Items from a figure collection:

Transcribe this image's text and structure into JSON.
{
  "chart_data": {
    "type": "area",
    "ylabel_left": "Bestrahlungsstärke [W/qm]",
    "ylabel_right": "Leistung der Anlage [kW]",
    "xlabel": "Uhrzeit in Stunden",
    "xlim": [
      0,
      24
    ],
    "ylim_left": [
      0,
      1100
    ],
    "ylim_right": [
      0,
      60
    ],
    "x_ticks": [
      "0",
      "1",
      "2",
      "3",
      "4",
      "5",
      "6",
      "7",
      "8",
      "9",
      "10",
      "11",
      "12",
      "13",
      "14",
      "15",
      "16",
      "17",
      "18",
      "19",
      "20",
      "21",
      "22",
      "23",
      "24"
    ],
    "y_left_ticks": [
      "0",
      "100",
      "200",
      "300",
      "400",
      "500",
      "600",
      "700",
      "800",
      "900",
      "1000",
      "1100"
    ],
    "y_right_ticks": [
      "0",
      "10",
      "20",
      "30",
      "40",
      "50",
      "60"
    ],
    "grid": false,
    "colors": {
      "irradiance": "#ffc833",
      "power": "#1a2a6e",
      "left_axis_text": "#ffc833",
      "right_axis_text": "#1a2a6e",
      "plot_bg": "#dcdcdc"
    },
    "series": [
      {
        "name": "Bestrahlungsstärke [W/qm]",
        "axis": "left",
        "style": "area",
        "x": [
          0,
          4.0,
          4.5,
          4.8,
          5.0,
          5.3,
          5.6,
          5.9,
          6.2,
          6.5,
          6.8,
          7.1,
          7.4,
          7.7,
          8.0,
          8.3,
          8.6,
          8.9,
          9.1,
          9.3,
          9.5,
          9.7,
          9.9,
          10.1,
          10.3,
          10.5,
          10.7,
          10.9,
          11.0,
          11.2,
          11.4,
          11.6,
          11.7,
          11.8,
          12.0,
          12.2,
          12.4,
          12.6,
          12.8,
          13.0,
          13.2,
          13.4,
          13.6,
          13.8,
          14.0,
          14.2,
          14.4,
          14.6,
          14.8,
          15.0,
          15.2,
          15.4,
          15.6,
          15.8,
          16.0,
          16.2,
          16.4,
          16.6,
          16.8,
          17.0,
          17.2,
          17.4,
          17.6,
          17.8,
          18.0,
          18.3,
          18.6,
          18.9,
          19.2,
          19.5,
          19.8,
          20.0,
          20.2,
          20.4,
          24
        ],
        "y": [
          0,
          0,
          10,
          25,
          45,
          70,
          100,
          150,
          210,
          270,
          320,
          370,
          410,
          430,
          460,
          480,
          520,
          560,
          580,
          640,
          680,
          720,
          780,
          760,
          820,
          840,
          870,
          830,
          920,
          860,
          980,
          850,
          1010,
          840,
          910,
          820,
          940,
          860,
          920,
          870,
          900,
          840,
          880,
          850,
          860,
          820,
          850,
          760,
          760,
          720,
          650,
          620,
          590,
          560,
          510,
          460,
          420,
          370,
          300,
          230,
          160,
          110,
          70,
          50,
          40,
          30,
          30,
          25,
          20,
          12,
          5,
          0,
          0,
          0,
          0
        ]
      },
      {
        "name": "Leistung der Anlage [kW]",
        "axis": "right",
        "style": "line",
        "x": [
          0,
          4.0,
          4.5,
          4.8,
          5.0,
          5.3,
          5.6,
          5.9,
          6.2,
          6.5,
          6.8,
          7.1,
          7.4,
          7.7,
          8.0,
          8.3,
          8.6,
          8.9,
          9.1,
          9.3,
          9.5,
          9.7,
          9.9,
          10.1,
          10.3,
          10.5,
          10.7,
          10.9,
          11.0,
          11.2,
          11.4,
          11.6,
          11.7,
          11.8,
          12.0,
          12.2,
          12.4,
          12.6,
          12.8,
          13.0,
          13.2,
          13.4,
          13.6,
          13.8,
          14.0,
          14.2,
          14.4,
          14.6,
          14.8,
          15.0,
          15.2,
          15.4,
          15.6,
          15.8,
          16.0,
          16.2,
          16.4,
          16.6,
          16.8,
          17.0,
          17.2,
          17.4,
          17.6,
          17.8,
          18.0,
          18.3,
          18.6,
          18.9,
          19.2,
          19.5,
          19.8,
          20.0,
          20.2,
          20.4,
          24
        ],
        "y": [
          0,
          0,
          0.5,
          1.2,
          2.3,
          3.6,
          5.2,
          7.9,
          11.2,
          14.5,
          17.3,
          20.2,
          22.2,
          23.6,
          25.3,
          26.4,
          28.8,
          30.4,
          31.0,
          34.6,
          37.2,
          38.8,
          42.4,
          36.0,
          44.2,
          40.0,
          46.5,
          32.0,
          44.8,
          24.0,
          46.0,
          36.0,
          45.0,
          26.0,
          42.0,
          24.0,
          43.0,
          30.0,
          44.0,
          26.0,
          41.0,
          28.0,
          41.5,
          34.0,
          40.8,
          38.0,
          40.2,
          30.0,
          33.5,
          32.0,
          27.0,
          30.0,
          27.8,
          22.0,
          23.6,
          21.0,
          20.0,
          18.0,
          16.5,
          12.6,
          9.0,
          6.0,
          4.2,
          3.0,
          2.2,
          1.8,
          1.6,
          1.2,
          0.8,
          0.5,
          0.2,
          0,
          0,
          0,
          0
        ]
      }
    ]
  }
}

SET EXERCISE: Nothing in the listing may be changed; retype it all exactly.

SOLUTION TO THIS EXERCISE:
Transcribe this image's text and structure into JSON.
{
  "chart_data": {
    "type": "area",
    "ylabel_left": "Bestrahlungsstärke [W/qm]",
    "ylabel_right": "Leistung der Anlage [kW]",
    "xlabel": "Uhrzeit in Stunden",
    "xlim": [
      0,
      24
    ],
    "ylim_left": [
      0,
      1100
    ],
    "ylim_right": [
      0,
      60
    ],
    "x_ticks": [
      "0",
      "1",
      "2",
      "3",
      "4",
      "5",
      "6",
      "7",
      "8",
      "9",
      "10",
      "11",
      "12",
      "13",
      "14",
      "15",
      "16",
      "17",
      "18",
      "19",
      "20",
      "21",
      "22",
      "23",
      "24"
    ],
    "y_left_ticks": [
      "0",
      "100",
      "200",
      "300",
      "400",
      "500",
      "600",
      "700",
      "800",
      "900",
      "1000",
      "1100"
    ],
    "y_right_ticks": [
      "0",
      "10",
      "20",
      "30",
      "40",
      "50",
      "60"
    ],
    "grid": false,
    "colors": {
      "irradiance": "#ffc833",
      "power": "#1a2a6e",
      "left_axis_text": "#ffc833",
      "right_axis_text": "#1a2a6e",
      "plot_bg": "#dcdcdc"
    },
    "series": [
      {
        "name": "Bestrahlungsstärke [W/qm]",
        "axis": "left",
        "style": "area",
        "x": [
          0,
          4.0,
          4.5,
          4.8,
          5.0,
          5.3,
          5.6,
          5.9,
          6.2,
          6.5,
          6.8,
          7.1,
          7.4,
          7.7,
          8.0,
          8.3,
          8.6,
          8.9,
          9.1,
          9.3,
          9.5,
          9.7,
          9.9,
          10.1,
          10.3,
          10.5,
          10.7,
          10.9,
          11.0,
          11.2,
          11.4,
          11.6,
          11.7,
          11.8,
          12.0,
          12.2,
          12.4,
          12.6,
          12.8,
          13.0,
          13.2,
          13.4,
          13.6,
          13.8,
          14.0,
          14.2,
          14.4,
          14.6,
          14.8,
          15.0,
          15.2,
          15.4,
          15.6,
          15.8,
          16.0,
          16.2,
          16.4,
          16.6,
          16.8,
          17.0,
          17.2,
          17.4,
          17.6,
          17.8,
          18.0,
          18.3,
          18.6,
          18.9,
          19.2,
          19.5,
          19.8,
          20.0,
          20.2,
          20.4,
          24
        ],
        "y": [
          0,
          0,
          10,
          25,
          45,
          70,
          100,
          150,
          210,
          270,
          320,
          370,
          410,
          430,
          460,
          480,
          520,
          560,
          580,
          640,
          680,
          720,
          780,
          760,
          820,
          840,
          870,
          830,
          920,
          860,
          980,
          850,
          1010,
          840,
          910,
          820,
          940,
          860,
          920,
          870,
          900,
          840,
          880,
          850,
          860,
          820,
          850,
          760,
          760,
          720,
          650,
          620,
          590,
          560,
          510,
          460,
          420,
          370,
          300,
          230,
          160,
          110,
          70,
          50,
          40,
          30,
          30,
          25,
          20,
          12,
          5,
          0,
          0,
          0,
          0
        ]
      },
      {
        "name": "Leistung der Anlage [kW]",
        "axis": "right",
        "style": "line",
        "x": [
          0,
          4.0,
          4.5,
          4.8,
          5.0,
          5.3,
          5.6,
          5.9,
          6.2,
          6.5,
          6.8,
          7.1,
          7.4,
          7.7,
          8.0,
          8.3,
          8.6,
          8.9,
          9.1,
          9.3,
          9.5,
          9.7,
          9.9,
          10.1,
          10.3,
          10.5,
          10.7,
          10.9,
          11.0,
          11.2,
          11.4,
          11.6,
          11.7,
          11.8,
          12.0,
          12.2,
          12.4,
          12.6,
          12.8,
          13.0,
          13.2,
          13.4,
          13.6,
          13.8,
          14.0,
          14.2,
          14.4,
          14.6,
          14.8,
          15.0,
          15.2,
          15.4,
          15.6,
          15.8,
          16.0,
          16.2,
          16.4,
          16.6,
          16.8,
          17.0,
          17.2,
          17.4,
          17.6,
          17.8,
          18.0,
          18.3,
          18.6,
          18.9,
          19.2,
          19.5,
          19.8,
          20.0,
          20.2,
          20.4,
          24
        ],
        "y": [
          0,
          0,
          0.5,
          1.2,
          2.3,
          3.6,
          5.2,
          7.9,
          11.2,
          14.5,
          17.3,
          20.2,
          22.2,
          23.6,
          25.3,
          26.4,
          28.8,
          30.4,
          31.0,
          34.6,
          37.2,
          38.8,
          42.4,
          36.0,
          44.2,
          40.0,
          46.5,
          32.0,
          44.8,
          24.0,
          46.0,
          36.0,
          45.0,
          26.0,
          42.0,
          24.0,
          43.0,
          30.0,
          44.0,
          26.0,
          41.0,
          28.0,
          41.5,
          34.0,
          40.8,
          38.0,
          40.2,
          30.0,
          33.5,
          32.0,
          27.0,
          30.0,
          27.8,
          22.0,
          23.6,
          21.0,
          20.0,
          18.0,
          16.5,
          12.6,
          9.0,
          6.0,
          4.2,
          3.0,
          2.2,
          1.8,
          1.6,
          1.2,
          0.8,
          0.5,
          0.2,
          0,
          0,
          0,
          0
        ]
      }
    ]
  }
}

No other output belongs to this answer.